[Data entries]
Begin

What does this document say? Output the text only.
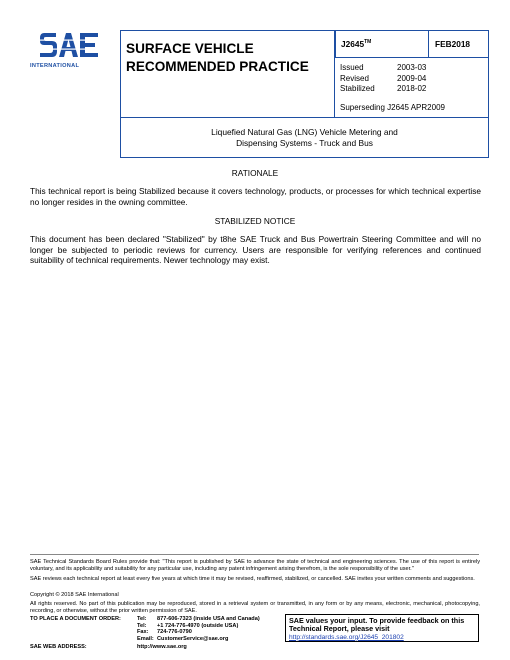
INTERNATIONAL
SURFACE VEHICLE
RECOMMENDED PRACTICE
J2645™	FEB2018
Issued	2003-03
Revised	2009-04
Stabilized	2018-02
Superseding J2645 APR2009
Liquefied Natural Gas (LNG) Vehicle Metering and
Dispensing Systems - Truck and Bus
RATIONALE
This technical report is being Stabilized because it covers technology, products, or processes for which technical expertise no longer resides in the owning committee.
STABILIZED NOTICE
This document has been declared "Stabilized" by t8he SAE Truck and Bus Powertrain Steering Committee and will no longer be subjected to periodic reviews for currency. Users are responsible for verifying references and continued suitability of technical requirements. Newer technology may exist.
SAE Technical Standards Board Rules provide that: "This report is published by SAE to advance the state of technical and engineering sciences. The use of this report is entirely voluntary, and its applicability and suitability for any particular use, including any patent infringement arising therefrom, is the sole responsibility of the user."
SAE reviews each technical report at least every five years at which time it may be revised, reaffirmed, stabilized, or cancelled. SAE invites your written comments and suggestions.
Copyright © 2018 SAE International
All rights reserved. No part of this publication may be reproduced, stored in a retrieval system or transmitted, in any form or by any means, electronic, mechanical, photocopying, recording, or otherwise, without the prior written permission of SAE.
TO PLACE A DOCUMENT ORDER:	Tel: 877-606-7323 (inside USA and Canada)
Tel: +1 724-776-4970 (outside USA)
Fax: 724-776-0790
Email: CustomerService@sae.org
SAE WEB ADDRESS:	http://www.sae.org
SAE values your input. To provide feedback on this
Technical Report, please visit
http://standards.sae.org/J2645_201802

End

Work to complete: Every line of the material is to be quoted exactly, with no pictures carried over.

Reply to the exercise:
What does this document say? Output the text only.
INTERNATIONAL
SURFACE VEHICLE
RECOMMENDED PRACTICE
J2645™	FEB2018
Issued	2003-03
Revised	2009-04
Stabilized	2018-02
Superseding J2645 APR2009
Liquefied Natural Gas (LNG) Vehicle Metering and
Dispensing Systems - Truck and Bus
RATIONALE
This technical report is being Stabilized because it covers technology, products, or processes for which technical expertise no longer resides in the owning committee.
STABILIZED NOTICE
This document has been declared "Stabilized" by t8he SAE Truck and Bus Powertrain Steering Committee and will no longer be subjected to periodic reviews for currency. Users are responsible for verifying references and continued suitability of technical requirements. Newer technology may exist.
SAE Technical Standards Board Rules provide that: "This report is published by SAE to advance the state of technical and engineering sciences. The use of this report is entirely voluntary, and its applicability and suitability for any particular use, including any patent infringement arising therefrom, is the sole responsibility of the user."
SAE reviews each technical report at least every five years at which time it may be revised, reaffirmed, stabilized, or cancelled. SAE invites your written comments and suggestions.
Copyright © 2018 SAE International
All rights reserved. No part of this publication may be reproduced, stored in a retrieval system or transmitted, in any form or by any means, electronic, mechanical, photocopying, recording, or otherwise, without the prior written permission of SAE.
TO PLACE A DOCUMENT ORDER:	Tel: 877-606-7323 (inside USA and Canada)
Tel: +1 724-776-4970 (outside USA)
Fax: 724-776-0790
Email: CustomerService@sae.org
SAE WEB ADDRESS:	http://www.sae.org
SAE values your input. To provide feedback on this
Technical Report, please visit
http://standards.sae.org/J2645_201802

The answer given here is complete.